▶ Figure data in JSON
** START **
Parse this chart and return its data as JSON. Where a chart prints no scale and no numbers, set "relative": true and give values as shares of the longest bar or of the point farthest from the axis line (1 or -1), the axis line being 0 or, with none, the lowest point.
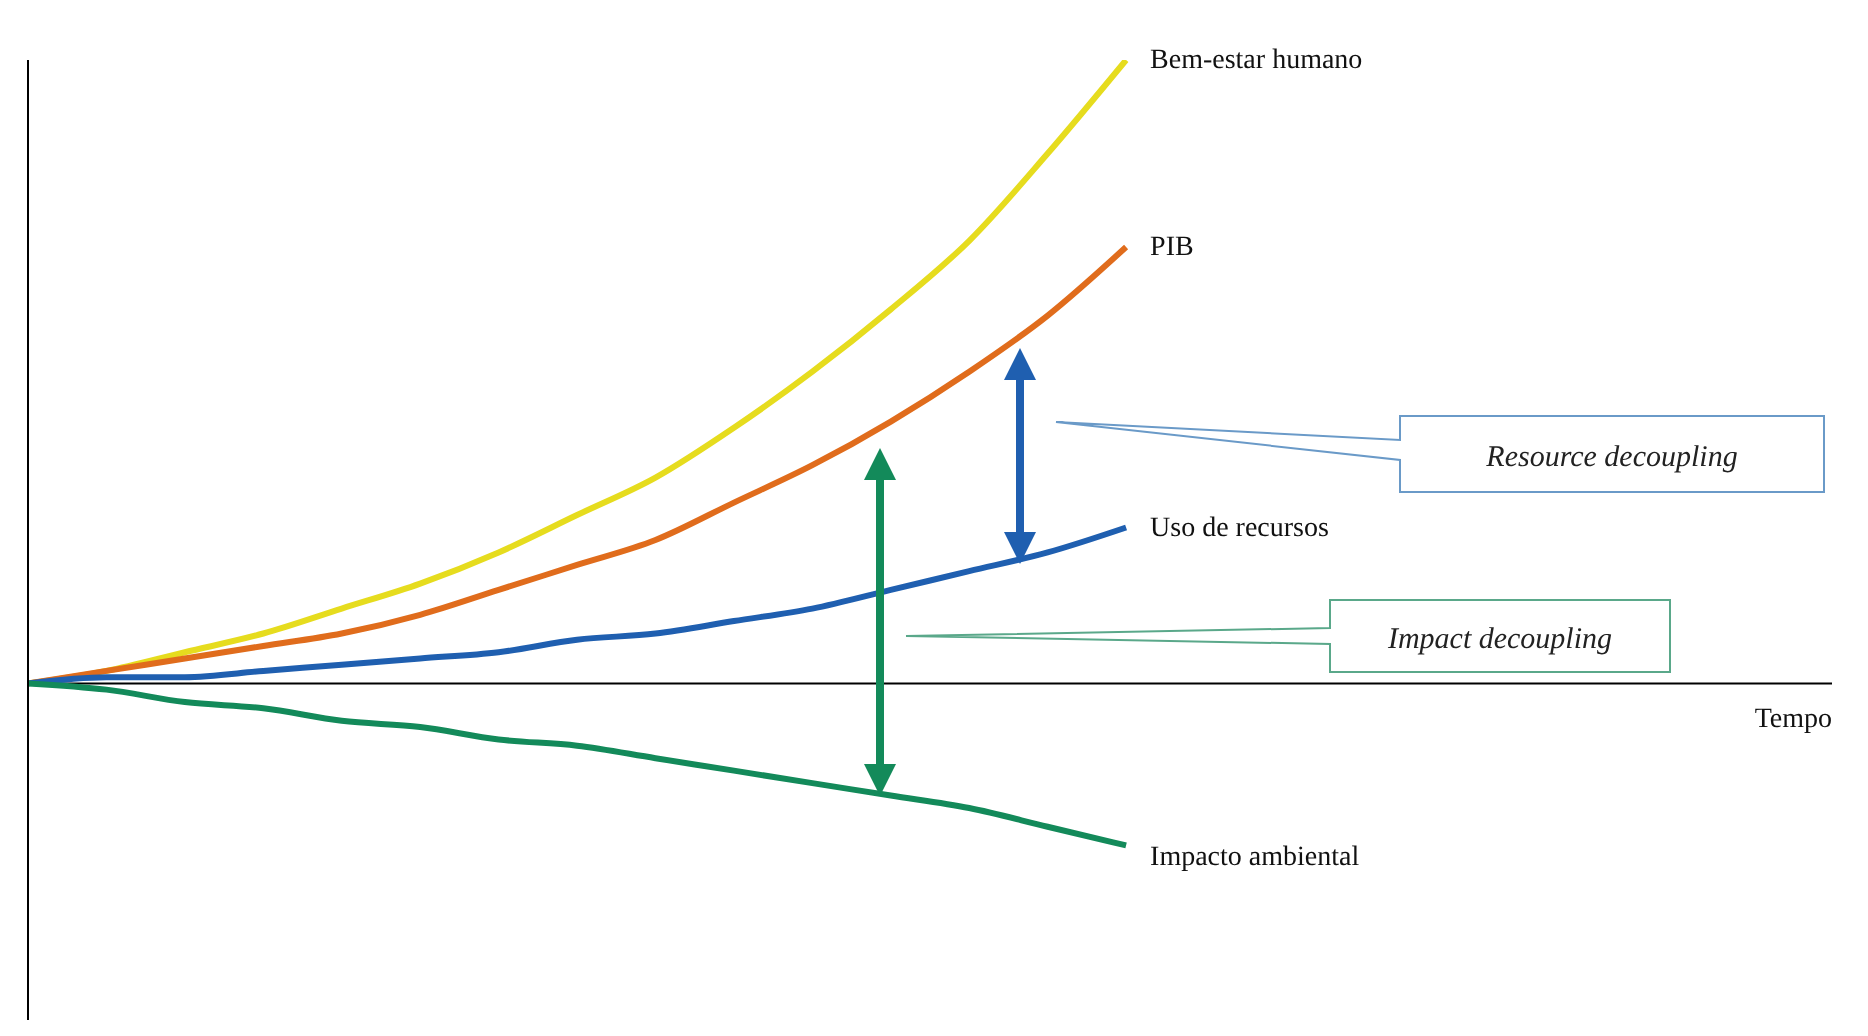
{
  "chart_data": {
    "type": "line",
    "relative": true,
    "xlabel": "Tempo",
    "categories": [
      null,
      null,
      null,
      null,
      null,
      null,
      null,
      null,
      null,
      null,
      null,
      null,
      null,
      null,
      null,
      null,
      null,
      null,
      null,
      null,
      null,
      null,
      null,
      null
    ],
    "series": [
      {
        "name": "Bem-estar humano",
        "color": "#e6dc1e",
        "values": [
          0,
          0.02,
          0.05,
          0.08,
          0.12,
          0.16,
          0.21,
          0.27,
          0.33,
          0.41,
          0.5,
          0.6,
          0.71,
          0.85,
          1,
          null,
          null,
          null,
          null,
          null,
          null,
          null,
          null,
          null
        ]
      },
      {
        "name": "PIB",
        "color": "#e06c1c",
        "values": [
          0,
          0.02,
          0.04,
          0.06,
          0.08,
          0.11,
          0.15,
          0.19,
          0.23,
          0.29,
          0.35,
          0.42,
          0.5,
          0.59,
          0.7,
          null,
          null,
          null,
          null,
          null,
          null,
          null,
          null,
          null
        ]
      },
      {
        "name": "Uso de recursos",
        "color": "#1f5fb0",
        "values": [
          0,
          0.01,
          0.01,
          0.02,
          0.03,
          0.04,
          0.05,
          0.07,
          0.08,
          0.1,
          0.12,
          0.15,
          0.18,
          0.21,
          0.25,
          null,
          null,
          null,
          null,
          null,
          null,
          null,
          null,
          null
        ]
      },
      {
        "name": "Impacto ambiental",
        "color": "#138a5a",
        "values": [
          0,
          -0.01,
          -0.03,
          -0.04,
          -0.06,
          -0.07,
          -0.09,
          -0.1,
          -0.12,
          -0.14,
          -0.16,
          -0.18,
          -0.2,
          -0.23,
          -0.26,
          null,
          null,
          null,
          null,
          null,
          null,
          null,
          null,
          null
        ]
      }
    ],
    "annotations": [
      "Resource decoupling",
      "Impact decoupling"
    ],
    "grid": false,
    "legend": false,
    "marker": "none",
    "line_style": "solid"
  }
}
** END **
Pick out each line in the material containing "relative".

Parse this chart and return its data as JSON. Where a chart prints no scale and no numbers, set "relative": true and give values as shares of the longest bar or of the point farthest from the axis line (1 or -1), the axis line being 0 or, with none, the lowest point.
    "relative": true,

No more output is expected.